WHAT TO DO: Go through the listing below and list every line with "한민족공동체".

────────────────────────────────────────

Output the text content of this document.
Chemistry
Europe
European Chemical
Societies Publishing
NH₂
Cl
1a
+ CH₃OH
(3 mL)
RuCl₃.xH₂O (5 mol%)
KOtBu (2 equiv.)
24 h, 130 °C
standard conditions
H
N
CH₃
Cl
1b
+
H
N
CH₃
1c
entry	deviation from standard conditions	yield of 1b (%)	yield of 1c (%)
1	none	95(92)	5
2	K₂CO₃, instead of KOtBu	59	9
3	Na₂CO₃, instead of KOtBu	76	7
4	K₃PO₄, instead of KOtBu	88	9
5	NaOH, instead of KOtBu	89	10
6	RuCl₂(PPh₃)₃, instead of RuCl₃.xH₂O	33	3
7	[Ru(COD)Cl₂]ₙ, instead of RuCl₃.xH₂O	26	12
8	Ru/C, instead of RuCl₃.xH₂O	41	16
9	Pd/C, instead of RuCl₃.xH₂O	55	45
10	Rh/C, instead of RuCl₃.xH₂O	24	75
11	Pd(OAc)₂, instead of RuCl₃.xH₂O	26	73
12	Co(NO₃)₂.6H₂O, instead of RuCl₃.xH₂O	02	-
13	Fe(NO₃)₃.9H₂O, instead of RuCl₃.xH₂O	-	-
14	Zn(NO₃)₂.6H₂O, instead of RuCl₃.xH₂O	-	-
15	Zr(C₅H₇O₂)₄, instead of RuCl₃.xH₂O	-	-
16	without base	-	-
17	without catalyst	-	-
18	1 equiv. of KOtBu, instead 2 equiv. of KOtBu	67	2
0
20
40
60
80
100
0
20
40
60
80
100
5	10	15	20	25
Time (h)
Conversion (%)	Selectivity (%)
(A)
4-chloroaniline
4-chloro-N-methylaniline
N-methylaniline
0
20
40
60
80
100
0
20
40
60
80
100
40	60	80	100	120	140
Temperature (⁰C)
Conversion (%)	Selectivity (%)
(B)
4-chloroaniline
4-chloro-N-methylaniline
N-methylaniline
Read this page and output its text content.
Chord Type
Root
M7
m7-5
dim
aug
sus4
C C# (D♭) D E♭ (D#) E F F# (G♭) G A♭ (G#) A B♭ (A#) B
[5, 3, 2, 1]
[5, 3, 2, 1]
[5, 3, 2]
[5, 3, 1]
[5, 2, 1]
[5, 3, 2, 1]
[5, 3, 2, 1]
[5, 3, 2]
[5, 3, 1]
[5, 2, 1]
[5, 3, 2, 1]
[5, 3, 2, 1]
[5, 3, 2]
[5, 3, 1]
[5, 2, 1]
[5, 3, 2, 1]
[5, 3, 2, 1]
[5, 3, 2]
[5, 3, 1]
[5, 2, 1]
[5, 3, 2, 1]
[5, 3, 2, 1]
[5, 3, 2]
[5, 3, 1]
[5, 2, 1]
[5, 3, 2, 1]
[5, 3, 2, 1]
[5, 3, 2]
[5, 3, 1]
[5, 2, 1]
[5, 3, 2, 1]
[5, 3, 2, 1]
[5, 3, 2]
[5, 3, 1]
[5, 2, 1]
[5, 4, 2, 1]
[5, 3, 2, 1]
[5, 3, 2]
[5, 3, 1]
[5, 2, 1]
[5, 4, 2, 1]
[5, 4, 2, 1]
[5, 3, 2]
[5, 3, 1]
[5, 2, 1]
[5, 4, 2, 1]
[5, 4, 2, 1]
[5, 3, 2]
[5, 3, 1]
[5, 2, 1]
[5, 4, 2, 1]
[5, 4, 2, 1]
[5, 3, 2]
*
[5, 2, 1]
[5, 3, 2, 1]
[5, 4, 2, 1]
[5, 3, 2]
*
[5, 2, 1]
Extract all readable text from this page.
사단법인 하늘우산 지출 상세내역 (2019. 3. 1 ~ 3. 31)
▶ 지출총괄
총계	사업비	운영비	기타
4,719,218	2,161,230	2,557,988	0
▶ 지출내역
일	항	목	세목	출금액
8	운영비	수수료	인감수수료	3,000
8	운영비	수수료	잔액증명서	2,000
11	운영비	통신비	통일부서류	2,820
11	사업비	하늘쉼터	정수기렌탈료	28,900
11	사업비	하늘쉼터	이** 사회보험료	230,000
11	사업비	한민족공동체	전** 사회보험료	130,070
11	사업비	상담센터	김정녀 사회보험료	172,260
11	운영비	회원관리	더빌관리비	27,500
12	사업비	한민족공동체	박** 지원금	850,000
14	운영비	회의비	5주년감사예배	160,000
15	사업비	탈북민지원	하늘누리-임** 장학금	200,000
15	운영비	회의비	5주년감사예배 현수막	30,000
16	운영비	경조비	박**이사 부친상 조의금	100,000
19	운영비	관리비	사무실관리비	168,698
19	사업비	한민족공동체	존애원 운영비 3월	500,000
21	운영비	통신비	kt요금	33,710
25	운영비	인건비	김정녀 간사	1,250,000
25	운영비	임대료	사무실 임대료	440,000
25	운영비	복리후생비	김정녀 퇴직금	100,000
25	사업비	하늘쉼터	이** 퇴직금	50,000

────────────────────────────────────────

FULL OUTPUT:
11	사업비	한민족공동체	전** 사회보험료	130,070
12	사업비	한민족공동체	박** 지원금	850,000
19	사업비	한민족공동체	존애원 운영비 3월	500,000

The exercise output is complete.